▸ OBJECTIVE
Keep only the lines that hold the string "решений", filtering out the rest of the entries below.

▸ EXERCISE DATA

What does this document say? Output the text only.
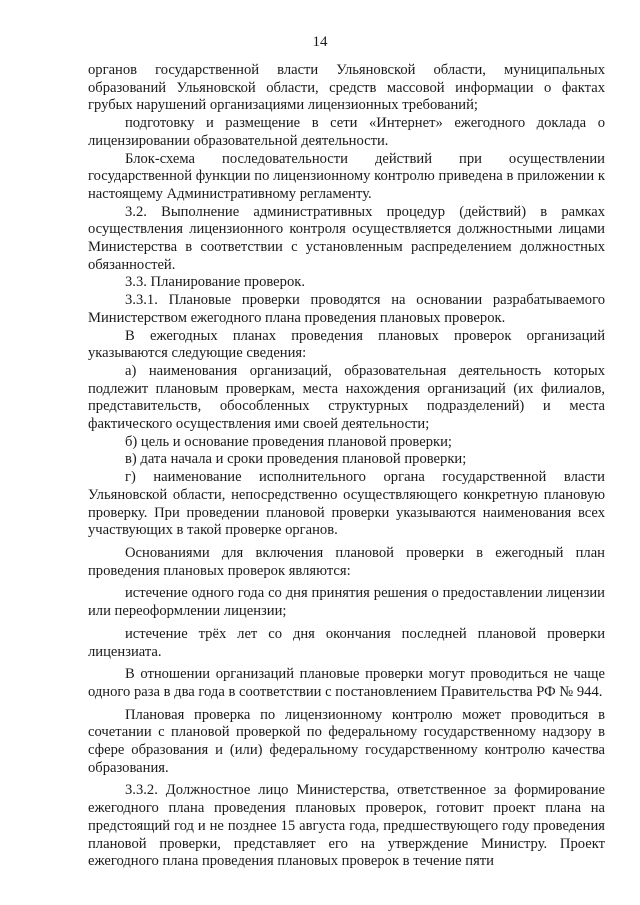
14

органов государственной власти Ульяновской области, муниципальных образований Ульяновской области, средств массовой информации о фактах грубых нарушений организациями лицензионных требований;

подготовку и размещение в сети «Интернет» ежегодного доклада о лицензировании образовательной деятельности.

Блок-схема последовательности действий при осуществлении государственной функции по лицензионному контролю приведена в приложении к настоящему Административному регламенту.

3.2. Выполнение административных процедур (действий) в рамках осуществления лицензионного контроля осуществляется должностными лицами Министерства в соответствии с установленным распределением должностных обязанностей.

3.3. Планирование проверок.

3.3.1. Плановые проверки проводятся на основании разрабатываемого Министерством ежегодного плана проведения плановых проверок.

В ежегодных планах проведения плановых проверок организаций указываются следующие сведения:

а) наименования организаций, образовательная деятельность которых подлежит плановым проверкам, места нахождения организаций (их филиалов, представительств, обособленных структурных подразделений) и места фактического осуществления ими своей деятельности;

б) цель и основание проведения плановой проверки;

в) дата начала и сроки проведения плановой проверки;

г) наименование исполнительного органа государственной власти Ульяновской области, непосредственно осуществляющего конкретную плановую проверку. При проведении плановой проверки указываются наименования всех участвующих в такой проверке органов.

Основаниями для включения плановой проверки в ежегодный план проведения плановых проверок являются:

истечение одного года со дня принятия решения о предоставлении лицензии или переоформлении лицензии;

истечение трёх лет со дня окончания последней плановой проверки лицензиата.

В отношении организаций плановые проверки могут проводиться не чаще одного раза в два года в соответствии с постановлением Правительства РФ № 944.

Плановая проверка по лицензионному контролю может проводиться в сочетании с плановой проверкой по федеральному государственному надзору в сфере образования и (или) федеральному государственному контролю качества образования.

3.3.2. Должностное лицо Министерства, ответственное за формирование ежегодного плана проведения плановых проверок, готовит проект плана на предстоящий год и не позднее 15 августа года, предшествующего году проведения плановой проверки, представляет его на утверждение Министру. Проект ежегодного плана проведения плановых проверок в течение пяти
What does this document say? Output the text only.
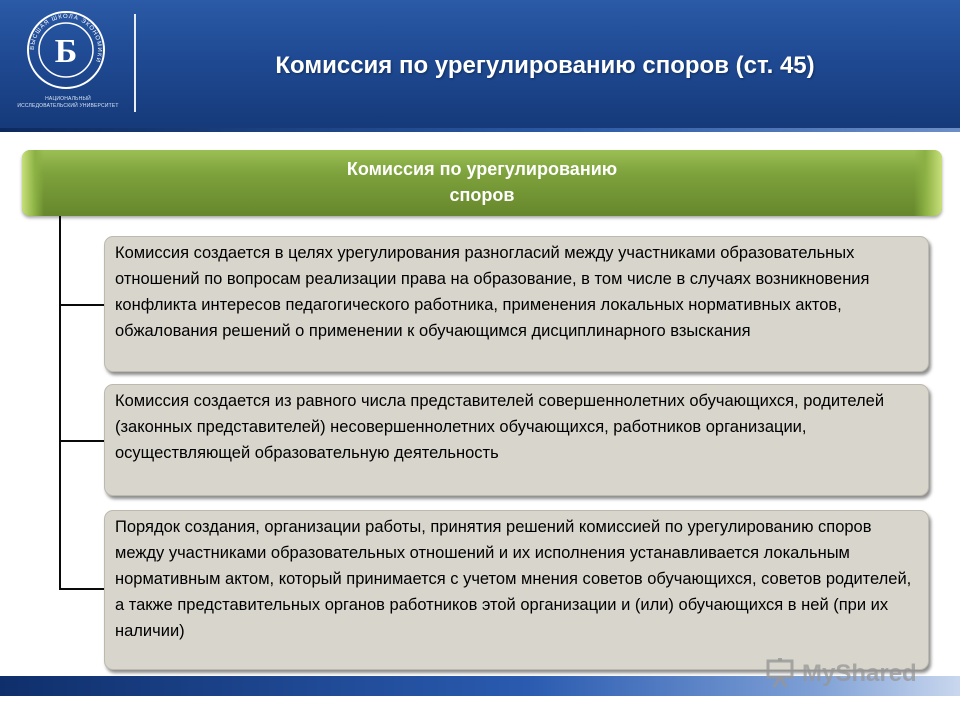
ВЫСШАЯ ШКОЛА ЭКОНОМИКИ
Б
НАЦИОНАЛЬНЫЙ ИССЛЕДОВАТЕЛЬСКИЙ УНИВЕРСИТЕТ
Комиссия по урегулированию споров (ст. 45)
Комиссия по урегулированию
споров
Комиссия создается в целях урегулирования разногласий между участниками образовательных отношений по вопросам реализации права на образование, в том числе в случаях возникновения конфликта интересов педагогического работника, применения локальных нормативных актов, обжалования решений о применении к обучающимся дисциплинарного взыскания
Комиссия создается из равного числа представителей совершеннолетних обучающихся, родителей (законных представителей) несовершеннолетних обучающихся, работников организации, осуществляющей образовательную деятельность
Порядок создания, организации работы, принятия решений комиссией по урегулированию споров между участниками образовательных отношений и их исполнения устанавливается локальным нормативным актом, который принимается с учетом мнения советов обучающихся, советов родителей, а также представительных органов работников этой организации и (или) обучающихся в ней (при их наличии)
MyShared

▸ EXERCISE OUTPUT
Комиссия создается в целях урегулирования разногласий между участниками образовательных отношений по вопросам реализации права на образование, в том числе в случаях возникновения конфликта интересов педагогического работника, применения локальных нормативных актов, обжалования решений о применении к обучающимся дисциплинарного взыскания
Порядок создания, организации работы, принятия решений комиссией по урегулированию споров между участниками образовательных отношений и их исполнения устанавливается локальным нормативным актом, который принимается с учетом мнения советов обучающихся, советов родителей, а также представительных органов работников этой организации и (или) обучающихся в ней (при их наличии)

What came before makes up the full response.